Directive: Copy each line that contains the string "color".

Available data:
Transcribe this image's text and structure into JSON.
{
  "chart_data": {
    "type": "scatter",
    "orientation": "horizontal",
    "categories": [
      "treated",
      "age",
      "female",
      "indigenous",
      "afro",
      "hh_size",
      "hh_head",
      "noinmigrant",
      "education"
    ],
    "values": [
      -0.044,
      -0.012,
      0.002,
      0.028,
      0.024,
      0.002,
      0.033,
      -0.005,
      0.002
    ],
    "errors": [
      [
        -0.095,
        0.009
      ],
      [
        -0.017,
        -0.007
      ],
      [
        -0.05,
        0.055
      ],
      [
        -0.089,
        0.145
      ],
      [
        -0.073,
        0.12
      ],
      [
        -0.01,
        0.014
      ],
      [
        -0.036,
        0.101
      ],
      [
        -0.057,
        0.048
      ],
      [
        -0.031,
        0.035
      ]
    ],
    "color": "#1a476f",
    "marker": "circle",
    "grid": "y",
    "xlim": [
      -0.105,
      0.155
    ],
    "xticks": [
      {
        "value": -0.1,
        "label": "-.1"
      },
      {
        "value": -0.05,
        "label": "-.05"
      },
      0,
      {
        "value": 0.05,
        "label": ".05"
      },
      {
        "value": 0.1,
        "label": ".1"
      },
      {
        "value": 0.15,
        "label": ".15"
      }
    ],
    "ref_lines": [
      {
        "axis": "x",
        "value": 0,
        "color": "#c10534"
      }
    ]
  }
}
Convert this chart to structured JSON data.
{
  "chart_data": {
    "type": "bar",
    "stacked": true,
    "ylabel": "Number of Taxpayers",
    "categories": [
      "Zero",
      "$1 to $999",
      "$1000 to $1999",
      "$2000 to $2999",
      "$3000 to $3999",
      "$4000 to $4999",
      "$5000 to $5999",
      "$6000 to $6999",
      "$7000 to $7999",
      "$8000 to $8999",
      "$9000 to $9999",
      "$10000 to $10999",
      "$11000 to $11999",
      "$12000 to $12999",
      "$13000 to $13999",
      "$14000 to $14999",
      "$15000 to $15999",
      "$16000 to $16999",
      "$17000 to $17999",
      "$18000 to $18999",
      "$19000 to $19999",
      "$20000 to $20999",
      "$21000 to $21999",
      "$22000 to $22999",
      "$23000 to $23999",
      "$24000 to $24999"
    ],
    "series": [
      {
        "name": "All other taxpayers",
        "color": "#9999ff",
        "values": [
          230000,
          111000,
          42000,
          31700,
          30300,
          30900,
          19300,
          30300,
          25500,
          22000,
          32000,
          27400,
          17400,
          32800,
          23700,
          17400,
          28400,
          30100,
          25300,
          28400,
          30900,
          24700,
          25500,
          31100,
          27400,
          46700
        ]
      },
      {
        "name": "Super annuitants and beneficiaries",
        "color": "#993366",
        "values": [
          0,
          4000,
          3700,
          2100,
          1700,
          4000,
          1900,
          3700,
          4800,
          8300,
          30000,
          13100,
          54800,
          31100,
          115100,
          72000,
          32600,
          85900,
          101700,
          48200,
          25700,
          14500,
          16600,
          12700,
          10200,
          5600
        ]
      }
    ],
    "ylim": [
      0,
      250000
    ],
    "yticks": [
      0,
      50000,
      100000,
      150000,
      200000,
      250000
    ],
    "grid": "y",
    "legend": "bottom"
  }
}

Answer:
    "color": "#1a476f",
        "color": "#c10534"
        "color": "#9999ff",
        "color": "#993366",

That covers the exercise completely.